GIVEN REQUEST -
Using the data below, tally the lines that include the string "this". Only the number is wanted.
# INPUT start
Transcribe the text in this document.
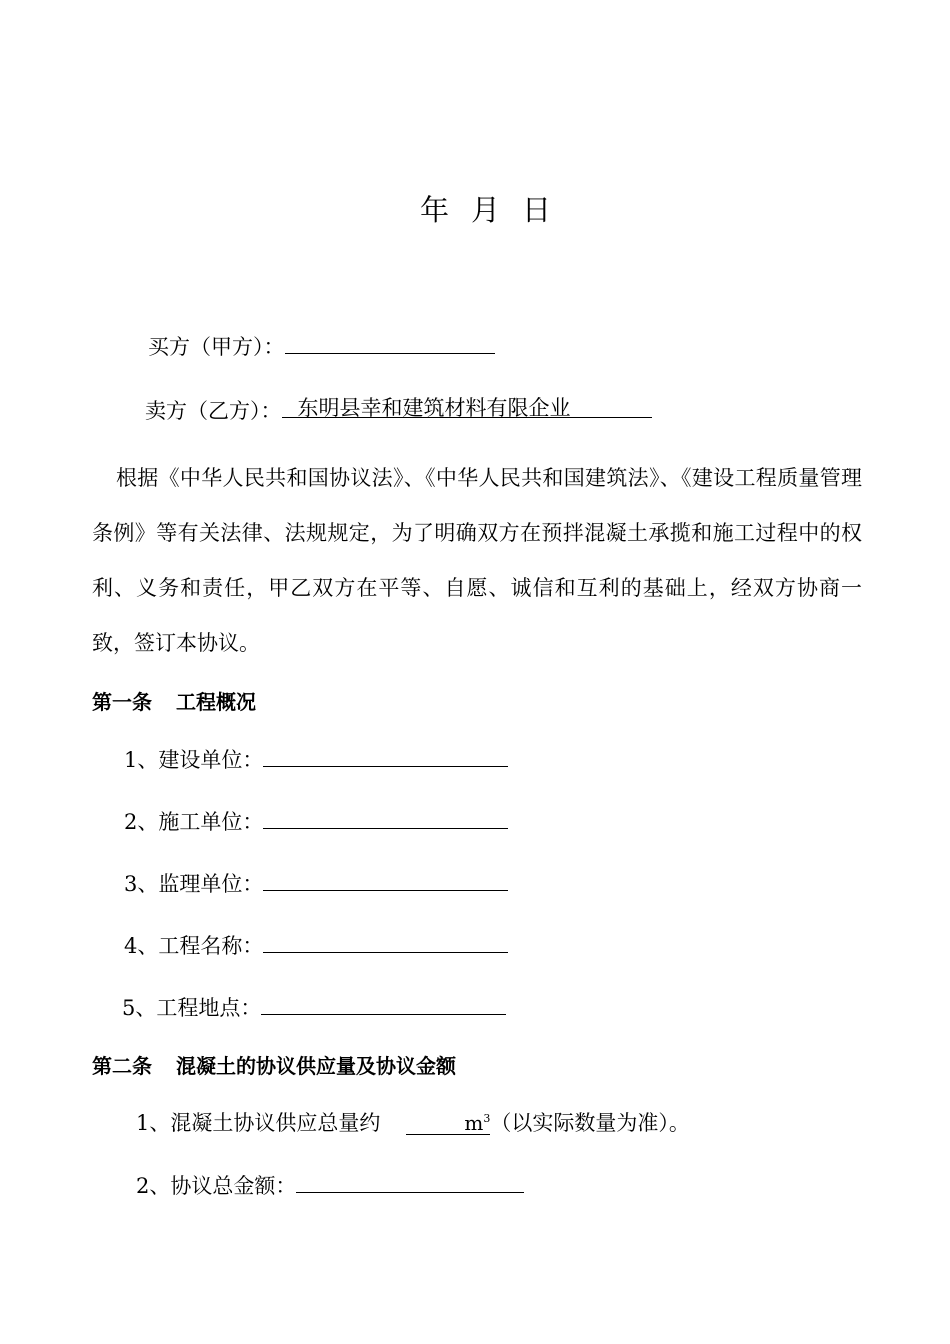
年 月 日
买方（甲方）：
卖方（乙方）： 东明县幸和建筑材料有限企业
根据《中华人民共和国协议法》、《中华人民共和国建筑法》、《建设工程质量管理条例》等有关法律、法规规定，为了明确双方在预拌混凝土承揽和施工过程中的权利、义务和责任，甲乙双方在平等、自愿、诚信和互利的基础上，经双方协商一致，签订本协议。
第一条 工程概况
1、建设单位：
2、施工单位：
3、监理单位：
4、工程名称：
5、工程地点：
第二条 混凝土的协议供应量及协议金额
1、混凝土协议供应总量约	$m^3$（以实际数量为准）。
2、协议总金额：
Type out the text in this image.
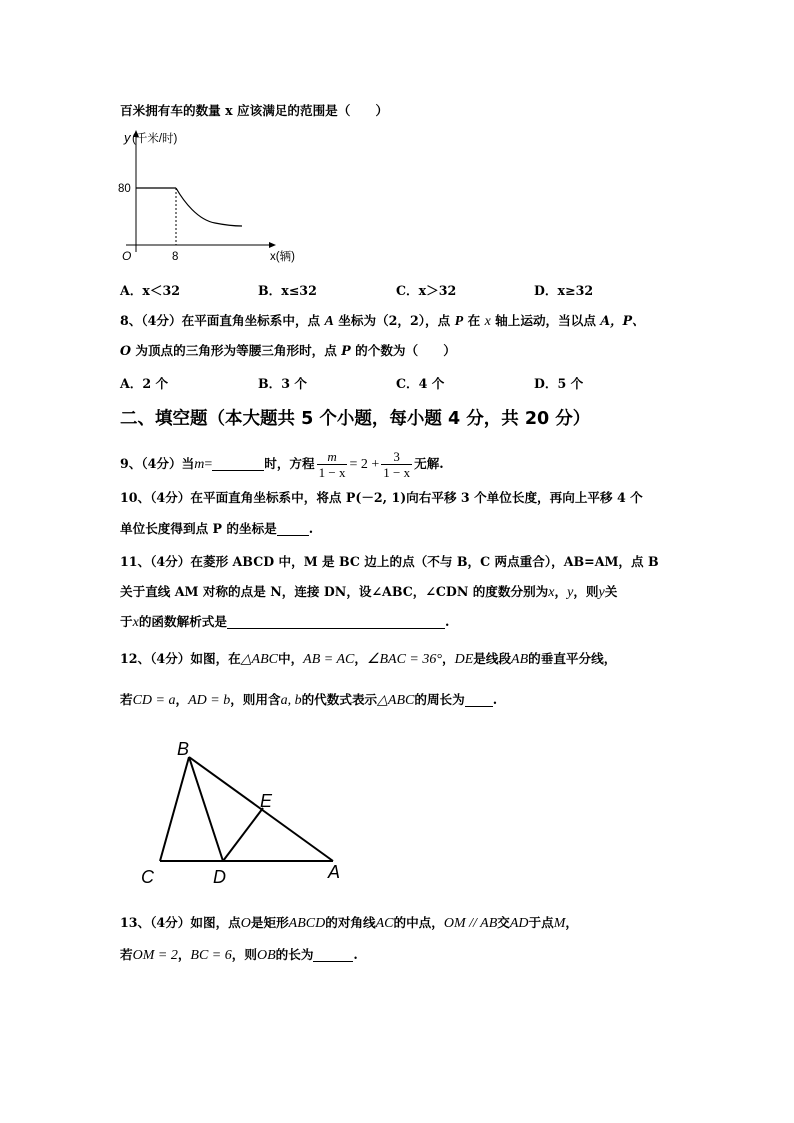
百米拥有车的数量 x 应该满足的范围是（　　）
y (千米/时)
80
8
O	x(辆)
A．x＜32	B．x≤32	C．x＞32	D．x≥32
8、（4分）在平面直角坐标系中，点 A 坐标为（2，2），点 P 在 x 轴上运动，当以点 A，P、
O 为顶点的三角形为等腰三角形时，点 P 的个数为（　　）
A．2 个	B．3 个	C．4 个	D．5 个
二、填空题（本大题共 5 个小题，每小题 4 分，共 20 分）
9、（4分）当m=	时，方程 $\frac{m}{1 - x} = 2 + \frac{3}{1 - x}$ 无解.
10、（4分）在平面直角坐标系中，将点 P(－2, 1)向右平移 3 个单位长度，再向上平移 4 个
单位长度得到点 P 的坐标是	.
11、（4分）在菱形 ABCD 中，M 是 BC 边上的点（不与 B，C 两点重合），AB=AM，点 B
关于直线 AM 对称的点是 N，连接 DN，设∠ABC，∠CDN 的度数分别为x，y，则y关
于x的函数解析式是	.
12、（4分）如图，在△ABC中，AB = AC，∠BAC = 36°，DE是线段AB的垂直平分线，
若CD = a，AD = b，则用含a, b的代数式表示△ABC的周长为 .
B
E
C	D	A
13、（4分）如图，点O是矩形ABCD的对角线AC的中点，OM // AB交AD于点M，
若OM = 2，BC = 6，则OB的长为	.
# INPUT end
SOLUTION BELOW -
2